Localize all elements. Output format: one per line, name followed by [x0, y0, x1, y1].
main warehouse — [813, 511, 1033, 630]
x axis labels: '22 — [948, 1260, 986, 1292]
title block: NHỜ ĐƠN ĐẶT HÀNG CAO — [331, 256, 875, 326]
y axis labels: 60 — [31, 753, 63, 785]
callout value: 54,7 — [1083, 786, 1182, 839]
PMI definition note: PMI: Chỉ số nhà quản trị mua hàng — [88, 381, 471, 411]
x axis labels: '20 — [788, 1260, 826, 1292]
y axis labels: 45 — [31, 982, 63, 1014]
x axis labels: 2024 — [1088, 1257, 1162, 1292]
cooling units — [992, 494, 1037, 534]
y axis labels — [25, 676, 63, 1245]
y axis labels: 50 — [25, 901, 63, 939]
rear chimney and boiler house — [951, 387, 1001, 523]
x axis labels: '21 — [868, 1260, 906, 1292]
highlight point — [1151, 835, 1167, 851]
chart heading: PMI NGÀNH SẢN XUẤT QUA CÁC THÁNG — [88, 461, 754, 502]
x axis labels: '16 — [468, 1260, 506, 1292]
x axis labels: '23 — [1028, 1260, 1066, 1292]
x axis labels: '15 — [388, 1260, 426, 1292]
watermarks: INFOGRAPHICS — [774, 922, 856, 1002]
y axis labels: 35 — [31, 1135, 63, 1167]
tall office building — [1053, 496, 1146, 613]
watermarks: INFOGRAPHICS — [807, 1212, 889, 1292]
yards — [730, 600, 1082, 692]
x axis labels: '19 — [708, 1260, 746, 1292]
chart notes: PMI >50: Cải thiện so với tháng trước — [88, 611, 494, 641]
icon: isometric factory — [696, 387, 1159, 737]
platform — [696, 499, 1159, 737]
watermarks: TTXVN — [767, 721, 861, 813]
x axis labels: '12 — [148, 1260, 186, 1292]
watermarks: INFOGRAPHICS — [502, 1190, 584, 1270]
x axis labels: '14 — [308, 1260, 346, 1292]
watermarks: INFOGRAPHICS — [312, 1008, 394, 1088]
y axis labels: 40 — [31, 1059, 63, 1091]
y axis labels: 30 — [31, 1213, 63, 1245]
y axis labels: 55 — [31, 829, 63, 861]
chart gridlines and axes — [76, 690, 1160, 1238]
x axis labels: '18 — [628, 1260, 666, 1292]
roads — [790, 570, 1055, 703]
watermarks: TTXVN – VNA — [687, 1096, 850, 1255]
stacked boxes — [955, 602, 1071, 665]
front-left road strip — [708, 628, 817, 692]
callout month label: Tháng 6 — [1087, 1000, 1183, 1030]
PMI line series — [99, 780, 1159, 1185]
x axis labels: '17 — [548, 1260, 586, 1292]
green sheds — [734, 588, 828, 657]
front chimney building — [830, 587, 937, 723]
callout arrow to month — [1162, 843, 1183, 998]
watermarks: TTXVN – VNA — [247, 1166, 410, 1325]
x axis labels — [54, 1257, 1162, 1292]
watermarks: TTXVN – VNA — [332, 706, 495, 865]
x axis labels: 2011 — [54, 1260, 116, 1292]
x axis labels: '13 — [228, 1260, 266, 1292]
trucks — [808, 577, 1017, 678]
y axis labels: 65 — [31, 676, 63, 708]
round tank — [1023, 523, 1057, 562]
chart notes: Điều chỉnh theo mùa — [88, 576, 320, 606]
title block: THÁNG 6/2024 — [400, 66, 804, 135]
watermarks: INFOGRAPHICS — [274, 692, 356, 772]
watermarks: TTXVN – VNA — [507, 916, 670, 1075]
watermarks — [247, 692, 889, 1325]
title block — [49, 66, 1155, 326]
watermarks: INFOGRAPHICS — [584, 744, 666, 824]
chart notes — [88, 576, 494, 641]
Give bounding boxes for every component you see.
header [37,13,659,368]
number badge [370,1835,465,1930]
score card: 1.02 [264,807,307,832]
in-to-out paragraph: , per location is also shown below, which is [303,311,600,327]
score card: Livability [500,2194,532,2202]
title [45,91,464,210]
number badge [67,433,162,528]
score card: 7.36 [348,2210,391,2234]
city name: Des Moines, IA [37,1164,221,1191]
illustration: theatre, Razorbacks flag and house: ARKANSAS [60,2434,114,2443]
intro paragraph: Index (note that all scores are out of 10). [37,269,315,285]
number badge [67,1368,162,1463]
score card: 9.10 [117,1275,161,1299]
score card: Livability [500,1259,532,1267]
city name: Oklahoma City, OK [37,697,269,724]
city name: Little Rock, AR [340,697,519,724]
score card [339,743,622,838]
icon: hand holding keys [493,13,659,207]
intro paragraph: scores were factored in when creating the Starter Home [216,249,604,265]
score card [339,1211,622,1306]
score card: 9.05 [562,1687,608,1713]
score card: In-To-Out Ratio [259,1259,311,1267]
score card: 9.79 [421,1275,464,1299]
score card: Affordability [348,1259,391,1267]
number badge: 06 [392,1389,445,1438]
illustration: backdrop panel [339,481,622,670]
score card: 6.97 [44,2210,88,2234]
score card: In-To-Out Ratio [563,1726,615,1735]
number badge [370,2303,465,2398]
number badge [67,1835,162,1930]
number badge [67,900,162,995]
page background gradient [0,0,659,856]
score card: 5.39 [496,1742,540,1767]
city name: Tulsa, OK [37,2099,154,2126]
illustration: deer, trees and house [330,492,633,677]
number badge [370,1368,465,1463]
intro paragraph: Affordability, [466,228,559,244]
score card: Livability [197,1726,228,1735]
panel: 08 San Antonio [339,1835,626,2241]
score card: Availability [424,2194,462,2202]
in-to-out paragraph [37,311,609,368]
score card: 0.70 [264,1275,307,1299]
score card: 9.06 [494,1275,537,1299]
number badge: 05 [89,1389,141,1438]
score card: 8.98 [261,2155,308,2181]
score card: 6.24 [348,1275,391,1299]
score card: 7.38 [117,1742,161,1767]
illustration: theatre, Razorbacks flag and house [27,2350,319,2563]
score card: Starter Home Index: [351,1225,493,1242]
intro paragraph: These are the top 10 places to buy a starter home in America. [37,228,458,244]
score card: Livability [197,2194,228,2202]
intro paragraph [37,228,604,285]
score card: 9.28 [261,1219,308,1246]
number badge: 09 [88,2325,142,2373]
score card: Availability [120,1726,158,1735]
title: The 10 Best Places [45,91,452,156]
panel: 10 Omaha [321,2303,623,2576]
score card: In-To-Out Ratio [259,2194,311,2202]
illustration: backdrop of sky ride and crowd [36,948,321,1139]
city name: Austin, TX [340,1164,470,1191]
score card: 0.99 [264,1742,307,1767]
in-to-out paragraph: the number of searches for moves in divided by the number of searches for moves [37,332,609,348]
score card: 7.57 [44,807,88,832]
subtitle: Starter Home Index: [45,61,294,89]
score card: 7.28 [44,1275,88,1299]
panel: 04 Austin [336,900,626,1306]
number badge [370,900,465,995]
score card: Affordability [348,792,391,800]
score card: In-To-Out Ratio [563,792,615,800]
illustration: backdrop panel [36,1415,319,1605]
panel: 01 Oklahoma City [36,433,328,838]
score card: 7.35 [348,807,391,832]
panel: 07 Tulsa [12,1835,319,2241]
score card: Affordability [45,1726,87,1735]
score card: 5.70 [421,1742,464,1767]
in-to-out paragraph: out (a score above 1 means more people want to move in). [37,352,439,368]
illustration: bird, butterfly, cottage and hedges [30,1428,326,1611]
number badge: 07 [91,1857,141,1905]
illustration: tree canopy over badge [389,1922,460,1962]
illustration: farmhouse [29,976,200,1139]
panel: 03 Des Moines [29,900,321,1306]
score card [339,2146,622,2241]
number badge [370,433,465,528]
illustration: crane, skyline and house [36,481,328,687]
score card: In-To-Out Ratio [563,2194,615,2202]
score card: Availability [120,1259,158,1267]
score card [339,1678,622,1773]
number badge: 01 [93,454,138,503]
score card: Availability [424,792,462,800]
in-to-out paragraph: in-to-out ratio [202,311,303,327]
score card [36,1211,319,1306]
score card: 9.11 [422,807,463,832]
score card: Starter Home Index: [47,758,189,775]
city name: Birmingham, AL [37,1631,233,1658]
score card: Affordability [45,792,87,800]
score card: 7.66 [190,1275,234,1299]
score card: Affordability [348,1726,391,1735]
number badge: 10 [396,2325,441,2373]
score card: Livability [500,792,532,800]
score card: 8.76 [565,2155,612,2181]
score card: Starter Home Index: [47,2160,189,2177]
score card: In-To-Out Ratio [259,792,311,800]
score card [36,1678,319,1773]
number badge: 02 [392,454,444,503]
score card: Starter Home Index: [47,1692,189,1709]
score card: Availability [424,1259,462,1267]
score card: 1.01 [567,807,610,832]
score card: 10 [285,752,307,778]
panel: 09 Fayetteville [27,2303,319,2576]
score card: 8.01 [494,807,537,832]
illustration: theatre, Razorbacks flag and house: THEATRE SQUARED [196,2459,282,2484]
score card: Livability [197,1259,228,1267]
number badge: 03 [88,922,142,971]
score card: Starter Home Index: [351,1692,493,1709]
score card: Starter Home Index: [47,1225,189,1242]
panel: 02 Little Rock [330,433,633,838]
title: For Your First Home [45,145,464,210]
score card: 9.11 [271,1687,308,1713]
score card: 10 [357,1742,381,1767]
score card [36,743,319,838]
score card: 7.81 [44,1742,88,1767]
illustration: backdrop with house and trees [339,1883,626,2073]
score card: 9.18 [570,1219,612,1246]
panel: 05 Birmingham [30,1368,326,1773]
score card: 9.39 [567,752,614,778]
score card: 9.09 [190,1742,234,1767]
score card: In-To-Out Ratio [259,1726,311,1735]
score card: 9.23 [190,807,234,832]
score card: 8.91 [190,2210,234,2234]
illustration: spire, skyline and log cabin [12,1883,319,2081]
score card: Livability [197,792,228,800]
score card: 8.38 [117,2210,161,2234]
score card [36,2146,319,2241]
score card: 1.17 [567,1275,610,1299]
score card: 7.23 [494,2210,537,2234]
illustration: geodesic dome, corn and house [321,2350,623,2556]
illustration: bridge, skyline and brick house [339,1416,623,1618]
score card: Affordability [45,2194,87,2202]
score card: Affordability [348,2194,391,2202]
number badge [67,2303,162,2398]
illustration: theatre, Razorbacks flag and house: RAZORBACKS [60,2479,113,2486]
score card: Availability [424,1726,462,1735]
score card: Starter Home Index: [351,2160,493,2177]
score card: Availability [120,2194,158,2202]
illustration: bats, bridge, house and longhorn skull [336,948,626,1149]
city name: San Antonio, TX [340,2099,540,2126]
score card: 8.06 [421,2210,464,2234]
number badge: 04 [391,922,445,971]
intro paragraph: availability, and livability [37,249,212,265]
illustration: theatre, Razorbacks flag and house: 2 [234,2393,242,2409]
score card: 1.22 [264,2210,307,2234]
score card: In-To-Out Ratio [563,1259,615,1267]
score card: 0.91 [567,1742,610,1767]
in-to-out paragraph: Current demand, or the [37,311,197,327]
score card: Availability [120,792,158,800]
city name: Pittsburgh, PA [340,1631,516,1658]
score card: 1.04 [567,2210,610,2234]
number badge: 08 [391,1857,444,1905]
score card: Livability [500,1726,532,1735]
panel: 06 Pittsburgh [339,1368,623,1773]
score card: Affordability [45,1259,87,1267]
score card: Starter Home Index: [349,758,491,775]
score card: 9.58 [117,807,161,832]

+++++

**WRITTEN EXERCISE**:
Copy the lines from the first one up to and including the line with "title block: NHỜ", changing "main warehouse" to "central warehouse" and leaving everything else as it is.

**CORRECT OUTPUT**:
Localize all elements. Output format: one per line, name followed by [x0, y0, x1, y1].
central warehouse — [813, 511, 1033, 630]
x axis labels: '22 — [948, 1260, 986, 1292]
title block: NHỜ ĐƠN ĐẶT HÀNG CAO — [331, 256, 875, 326]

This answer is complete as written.